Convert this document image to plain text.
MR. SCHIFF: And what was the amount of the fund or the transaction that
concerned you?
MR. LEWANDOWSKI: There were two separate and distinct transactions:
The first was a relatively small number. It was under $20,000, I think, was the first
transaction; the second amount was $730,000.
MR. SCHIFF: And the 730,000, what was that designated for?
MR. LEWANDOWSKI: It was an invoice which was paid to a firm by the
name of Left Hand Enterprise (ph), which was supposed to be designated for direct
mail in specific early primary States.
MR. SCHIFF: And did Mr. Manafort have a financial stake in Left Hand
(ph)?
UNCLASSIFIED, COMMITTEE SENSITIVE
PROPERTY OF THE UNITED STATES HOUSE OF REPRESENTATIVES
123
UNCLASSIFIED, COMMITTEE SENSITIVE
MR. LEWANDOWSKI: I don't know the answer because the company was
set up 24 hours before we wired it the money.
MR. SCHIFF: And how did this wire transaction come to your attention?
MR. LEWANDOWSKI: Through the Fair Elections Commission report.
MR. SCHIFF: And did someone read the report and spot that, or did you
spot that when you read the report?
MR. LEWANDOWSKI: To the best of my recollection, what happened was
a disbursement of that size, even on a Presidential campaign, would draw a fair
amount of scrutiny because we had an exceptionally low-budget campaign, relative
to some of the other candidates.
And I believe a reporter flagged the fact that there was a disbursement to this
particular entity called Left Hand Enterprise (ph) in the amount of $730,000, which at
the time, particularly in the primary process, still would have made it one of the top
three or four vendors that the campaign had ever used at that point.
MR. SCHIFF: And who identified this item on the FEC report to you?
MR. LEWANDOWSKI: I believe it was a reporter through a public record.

**GOAL OF THE EXERCISE:**
Go through the records above and set each one down exactly, please.

**SOLVED PROBLEM:**
Convert this document image to plain text.
MR. SCHIFF: And what was the amount of the fund or the transaction that
concerned you?
MR. LEWANDOWSKI: There were two separate and distinct transactions:
The first was a relatively small number. It was under $20,000, I think, was the first
transaction; the second amount was $730,000.
MR. SCHIFF: And the 730,000, what was that designated for?
MR. LEWANDOWSKI: It was an invoice which was paid to a firm by the
name of Left Hand Enterprise (ph), which was supposed to be designated for direct
mail in specific early primary States.
MR. SCHIFF: And did Mr. Manafort have a financial stake in Left Hand
(ph)?
UNCLASSIFIED, COMMITTEE SENSITIVE
PROPERTY OF THE UNITED STATES HOUSE OF REPRESENTATIVES
123
UNCLASSIFIED, COMMITTEE SENSITIVE
MR. LEWANDOWSKI: I don't know the answer because the company was
set up 24 hours before we wired it the money.
MR. SCHIFF: And how did this wire transaction come to your attention?
MR. LEWANDOWSKI: Through the Fair Elections Commission report.
MR. SCHIFF: And did someone read the report and spot that, or did you
spot that when you read the report?
MR. LEWANDOWSKI: To the best of my recollection, what happened was
a disbursement of that size, even on a Presidential campaign, would draw a fair
amount of scrutiny because we had an exceptionally low-budget campaign, relative
to some of the other candidates.
And I believe a reporter flagged the fact that there was a disbursement to this
particular entity called Left Hand Enterprise (ph) in the amount of $730,000, which at
the time, particularly in the primary process, still would have made it one of the top
three or four vendors that the campaign had ever used at that point.
MR. SCHIFF: And who identified this item on the FEC report to you?
MR. LEWANDOWSKI: I believe it was a reporter through a public record.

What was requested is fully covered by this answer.